Start of TASK MATERIAL

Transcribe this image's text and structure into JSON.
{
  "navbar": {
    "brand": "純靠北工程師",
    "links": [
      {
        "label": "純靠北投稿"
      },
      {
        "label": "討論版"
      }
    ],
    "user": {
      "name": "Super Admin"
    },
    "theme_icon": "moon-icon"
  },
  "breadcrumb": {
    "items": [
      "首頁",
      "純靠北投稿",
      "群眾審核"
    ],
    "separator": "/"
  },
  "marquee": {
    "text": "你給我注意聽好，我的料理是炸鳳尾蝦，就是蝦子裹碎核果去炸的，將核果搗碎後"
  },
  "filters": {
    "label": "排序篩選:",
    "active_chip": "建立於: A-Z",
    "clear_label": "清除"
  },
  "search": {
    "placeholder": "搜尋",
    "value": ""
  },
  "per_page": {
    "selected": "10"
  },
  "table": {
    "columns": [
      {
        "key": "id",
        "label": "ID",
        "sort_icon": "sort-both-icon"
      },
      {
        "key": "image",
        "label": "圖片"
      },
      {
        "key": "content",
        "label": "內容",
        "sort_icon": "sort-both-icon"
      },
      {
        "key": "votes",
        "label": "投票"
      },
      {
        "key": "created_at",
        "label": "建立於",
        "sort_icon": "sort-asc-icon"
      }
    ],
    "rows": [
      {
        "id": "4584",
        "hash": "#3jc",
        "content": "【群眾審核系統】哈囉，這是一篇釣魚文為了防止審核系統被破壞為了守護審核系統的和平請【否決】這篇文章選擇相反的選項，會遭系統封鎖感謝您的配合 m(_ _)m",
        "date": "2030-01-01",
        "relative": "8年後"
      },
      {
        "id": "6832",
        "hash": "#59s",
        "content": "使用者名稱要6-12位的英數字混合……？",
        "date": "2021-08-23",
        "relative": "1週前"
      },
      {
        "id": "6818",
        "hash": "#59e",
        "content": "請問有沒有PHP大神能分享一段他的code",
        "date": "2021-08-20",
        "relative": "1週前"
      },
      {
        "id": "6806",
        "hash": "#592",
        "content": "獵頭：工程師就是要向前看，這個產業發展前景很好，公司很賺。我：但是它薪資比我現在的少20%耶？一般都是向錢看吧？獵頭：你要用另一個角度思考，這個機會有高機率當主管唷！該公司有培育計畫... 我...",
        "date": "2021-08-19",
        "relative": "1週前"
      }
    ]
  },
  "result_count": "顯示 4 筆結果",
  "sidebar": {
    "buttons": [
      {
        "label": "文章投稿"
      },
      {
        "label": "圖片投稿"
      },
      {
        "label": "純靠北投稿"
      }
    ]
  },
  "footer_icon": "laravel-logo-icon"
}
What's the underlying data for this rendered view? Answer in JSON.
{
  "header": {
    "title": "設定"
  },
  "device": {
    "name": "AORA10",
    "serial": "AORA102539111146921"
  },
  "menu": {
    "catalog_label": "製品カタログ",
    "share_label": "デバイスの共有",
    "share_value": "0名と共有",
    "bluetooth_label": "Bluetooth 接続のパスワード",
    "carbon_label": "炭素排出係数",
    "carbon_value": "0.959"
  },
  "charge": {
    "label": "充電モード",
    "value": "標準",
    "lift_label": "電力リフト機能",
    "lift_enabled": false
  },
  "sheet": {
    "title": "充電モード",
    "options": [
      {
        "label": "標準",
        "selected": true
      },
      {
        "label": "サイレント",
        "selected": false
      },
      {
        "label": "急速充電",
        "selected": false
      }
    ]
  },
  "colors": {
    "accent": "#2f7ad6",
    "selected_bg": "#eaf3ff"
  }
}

End of TASK MATERIAL

STATED GOAL
Output the full listing without altering anything.

RESPONSE FOR THIS EXERCISE
Transcribe this image's text and structure into JSON.
{
  "navbar": {
    "brand": "純靠北工程師",
    "links": [
      {
        "label": "純靠北投稿"
      },
      {
        "label": "討論版"
      }
    ],
    "user": {
      "name": "Super Admin"
    },
    "theme_icon": "moon-icon"
  },
  "breadcrumb": {
    "items": [
      "首頁",
      "純靠北投稿",
      "群眾審核"
    ],
    "separator": "/"
  },
  "marquee": {
    "text": "你給我注意聽好，我的料理是炸鳳尾蝦，就是蝦子裹碎核果去炸的，將核果搗碎後"
  },
  "filters": {
    "label": "排序篩選:",
    "active_chip": "建立於: A-Z",
    "clear_label": "清除"
  },
  "search": {
    "placeholder": "搜尋",
    "value": ""
  },
  "per_page": {
    "selected": "10"
  },
  "table": {
    "columns": [
      {
        "key": "id",
        "label": "ID",
        "sort_icon": "sort-both-icon"
      },
      {
        "key": "image",
        "label": "圖片"
      },
      {
        "key": "content",
        "label": "內容",
        "sort_icon": "sort-both-icon"
      },
      {
        "key": "votes",
        "label": "投票"
      },
      {
        "key": "created_at",
        "label": "建立於",
        "sort_icon": "sort-asc-icon"
      }
    ],
    "rows": [
      {
        "id": "4584",
        "hash": "#3jc",
        "content": "【群眾審核系統】哈囉，這是一篇釣魚文為了防止審核系統被破壞為了守護審核系統的和平請【否決】這篇文章選擇相反的選項，會遭系統封鎖感謝您的配合 m(_ _)m",
        "date": "2030-01-01",
        "relative": "8年後"
      },
      {
        "id": "6832",
        "hash": "#59s",
        "content": "使用者名稱要6-12位的英數字混合……？",
        "date": "2021-08-23",
        "relative": "1週前"
      },
      {
        "id": "6818",
        "hash": "#59e",
        "content": "請問有沒有PHP大神能分享一段他的code",
        "date": "2021-08-20",
        "relative": "1週前"
      },
      {
        "id": "6806",
        "hash": "#592",
        "content": "獵頭：工程師就是要向前看，這個產業發展前景很好，公司很賺。我：但是它薪資比我現在的少20%耶？一般都是向錢看吧？獵頭：你要用另一個角度思考，這個機會有高機率當主管唷！該公司有培育計畫... 我...",
        "date": "2021-08-19",
        "relative": "1週前"
      }
    ]
  },
  "result_count": "顯示 4 筆結果",
  "sidebar": {
    "buttons": [
      {
        "label": "文章投稿"
      },
      {
        "label": "圖片投稿"
      },
      {
        "label": "純靠北投稿"
      }
    ]
  },
  "footer_icon": "laravel-logo-icon"
}
What's the underlying data for this rendered view? Answer in JSON.
{
  "header": {
    "title": "設定"
  },
  "device": {
    "name": "AORA10",
    "serial": "AORA102539111146921"
  },
  "menu": {
    "catalog_label": "製品カタログ",
    "share_label": "デバイスの共有",
    "share_value": "0名と共有",
    "bluetooth_label": "Bluetooth 接続のパスワード",
    "carbon_label": "炭素排出係数",
    "carbon_value": "0.959"
  },
  "charge": {
    "label": "充電モード",
    "value": "標準",
    "lift_label": "電力リフト機能",
    "lift_enabled": false
  },
  "sheet": {
    "title": "充電モード",
    "options": [
      {
        "label": "標準",
        "selected": true
      },
      {
        "label": "サイレント",
        "selected": false
      },
      {
        "label": "急速充電",
        "selected": false
      }
    ]
  },
  "colors": {
    "accent": "#2f7ad6",
    "selected_bg": "#eaf3ff"
  }
}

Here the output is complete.